Pequeno e crucial detalhe: em momento algum Bonis sugere que Guerra teria, como enfatizou Vasconcelos, “pedido a cabeça” dos jornalistas da Revista de História. O jornalista simplesmente relata o que constava na mídia, e inclusive no website do PSDB.


A cúpula do PSDB não acha esquisito dois jornalistas serem demitidos após a legenda ter colocado pressão na Revista de História?


O PSDB, vale exprimir, considera a Revista de História como uma publicação governamental. E pelo fato de receber verba da Petrobrás deveria se manter isenta de questões políticas. Vasconcelos, de fato, defendeu essa tese no entrevero com Bonis. No entanto, a publicação é da Sociedade de Amigos da Biblioteca Nacional (Sabin,) que, embora seja uma sociedade sem fins lucrativos, cobra taxas de associação anuais a variar de um salário mínimo a mais de 20 mil reais. A Sociedade é composta inclusive por bancos como o Bradesco e o Itaú. Além disso, a Revista de História é vendida em bancas e por assinatura, logo tem fins comerciais.
——————————
Ação requerida 1:
Responda com base no texto sobre a Revista de História:
(a) Além da mídia, em que website constava o que o jornalista relata?
(b) De que empresa a Revista de História recebe verba?
(c) Que bancos compõem a Sociedade?
Ação requerida 2: Reescreva o trecho do texto sobre a Revista de História, começando em "O PSDB, vale" e seguindo até "tem fins comerciais.". Substitua "Bradesco" por "Santander".
Ação requerida 3: Liste todos os nomes de pessoas mencionados no texto sobre a Revista de História.

(Dados de reconhecimento da estrutura do documento)
——————————
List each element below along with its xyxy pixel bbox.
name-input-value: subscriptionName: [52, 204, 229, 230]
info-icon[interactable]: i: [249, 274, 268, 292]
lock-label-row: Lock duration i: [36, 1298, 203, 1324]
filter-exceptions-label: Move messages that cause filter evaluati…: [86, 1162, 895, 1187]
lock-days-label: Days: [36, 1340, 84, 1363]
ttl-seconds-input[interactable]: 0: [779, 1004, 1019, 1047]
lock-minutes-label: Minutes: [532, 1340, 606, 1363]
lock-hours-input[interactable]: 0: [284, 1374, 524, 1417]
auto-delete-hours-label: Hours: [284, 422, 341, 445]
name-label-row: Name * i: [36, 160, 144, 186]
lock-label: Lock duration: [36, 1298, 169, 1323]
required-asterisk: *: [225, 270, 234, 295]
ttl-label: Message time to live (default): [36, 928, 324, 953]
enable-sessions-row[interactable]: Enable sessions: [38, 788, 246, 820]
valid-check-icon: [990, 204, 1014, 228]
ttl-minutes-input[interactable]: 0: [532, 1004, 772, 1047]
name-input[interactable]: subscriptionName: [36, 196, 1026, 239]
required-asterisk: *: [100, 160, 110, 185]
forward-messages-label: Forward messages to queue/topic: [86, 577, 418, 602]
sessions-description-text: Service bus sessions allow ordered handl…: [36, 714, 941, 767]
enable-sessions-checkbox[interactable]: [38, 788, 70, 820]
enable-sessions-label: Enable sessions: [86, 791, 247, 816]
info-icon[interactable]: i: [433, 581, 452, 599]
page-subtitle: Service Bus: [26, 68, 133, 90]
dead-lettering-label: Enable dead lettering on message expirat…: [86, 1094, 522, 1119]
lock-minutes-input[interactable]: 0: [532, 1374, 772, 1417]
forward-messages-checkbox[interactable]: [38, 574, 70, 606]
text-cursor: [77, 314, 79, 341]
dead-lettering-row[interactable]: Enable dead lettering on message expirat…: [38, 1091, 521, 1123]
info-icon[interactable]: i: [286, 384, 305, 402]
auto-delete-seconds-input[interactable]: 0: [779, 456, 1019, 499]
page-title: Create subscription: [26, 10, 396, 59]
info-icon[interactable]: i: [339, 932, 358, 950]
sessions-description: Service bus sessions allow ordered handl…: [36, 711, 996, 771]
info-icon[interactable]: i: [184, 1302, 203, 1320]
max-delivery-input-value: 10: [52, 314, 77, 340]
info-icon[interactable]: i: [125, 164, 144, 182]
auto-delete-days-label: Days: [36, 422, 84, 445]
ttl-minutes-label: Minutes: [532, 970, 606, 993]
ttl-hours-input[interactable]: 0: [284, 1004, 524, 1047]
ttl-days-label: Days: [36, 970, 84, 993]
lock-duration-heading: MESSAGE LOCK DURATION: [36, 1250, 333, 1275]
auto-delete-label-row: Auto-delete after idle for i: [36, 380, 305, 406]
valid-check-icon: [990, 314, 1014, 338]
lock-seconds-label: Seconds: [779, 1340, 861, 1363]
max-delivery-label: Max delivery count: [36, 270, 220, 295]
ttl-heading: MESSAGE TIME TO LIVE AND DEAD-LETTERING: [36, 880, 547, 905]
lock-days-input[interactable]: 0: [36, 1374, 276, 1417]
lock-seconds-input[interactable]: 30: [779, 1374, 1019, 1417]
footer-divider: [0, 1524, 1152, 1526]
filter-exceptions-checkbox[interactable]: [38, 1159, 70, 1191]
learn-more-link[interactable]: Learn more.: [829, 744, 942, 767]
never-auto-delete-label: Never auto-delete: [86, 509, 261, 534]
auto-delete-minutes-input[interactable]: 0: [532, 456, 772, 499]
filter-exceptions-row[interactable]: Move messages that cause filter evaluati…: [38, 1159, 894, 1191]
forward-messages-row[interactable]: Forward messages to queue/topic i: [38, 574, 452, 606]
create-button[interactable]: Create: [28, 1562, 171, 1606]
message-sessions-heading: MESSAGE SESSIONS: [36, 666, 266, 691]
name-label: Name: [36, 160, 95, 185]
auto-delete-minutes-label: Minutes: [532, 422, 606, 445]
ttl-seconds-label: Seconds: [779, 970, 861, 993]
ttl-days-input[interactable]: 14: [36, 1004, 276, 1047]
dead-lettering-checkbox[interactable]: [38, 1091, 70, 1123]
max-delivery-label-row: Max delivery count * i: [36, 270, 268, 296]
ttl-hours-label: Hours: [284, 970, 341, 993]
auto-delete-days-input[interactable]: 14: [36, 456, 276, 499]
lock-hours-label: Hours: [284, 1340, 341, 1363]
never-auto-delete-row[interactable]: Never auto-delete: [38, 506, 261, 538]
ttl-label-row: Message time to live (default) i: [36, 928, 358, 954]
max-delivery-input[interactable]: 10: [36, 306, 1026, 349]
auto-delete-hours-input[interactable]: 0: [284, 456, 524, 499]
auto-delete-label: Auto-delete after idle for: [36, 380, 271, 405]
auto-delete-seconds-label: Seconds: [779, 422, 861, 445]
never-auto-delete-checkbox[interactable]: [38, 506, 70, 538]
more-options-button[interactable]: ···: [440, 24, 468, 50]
——————————
Campo de resposta 1:
(a) No website do PSDB.
(b) Da Petrobrás.
(c) O Bradesco e o Itaú.

Campo de resposta 2:
O PSDB, vale exprimir, considera a Revista de História como uma publicação governamental. E pelo fato de receber verba da Petrobrás deveria se manter isenta de questões políticas. Vasconcelos, de fato, defendeu essa tese no entrevero com Bonis. No entanto, a publicação é da Sociedade de Amigos da Biblioteca Nacional (Sabin,) que, embora seja uma sociedade sem fins lucrativos, cobra taxas de associação anuais a variar de um salário mínimo a mais de 20 mil reais. A Sociedade é composta inclusive por bancos como o Santander e o Itaú. Além disso, a Revista de História é vendida em bancas e por assinatura, logo tem fins comerciais.

Campo de resposta 3: Bonis, Guerra, Vasconcelos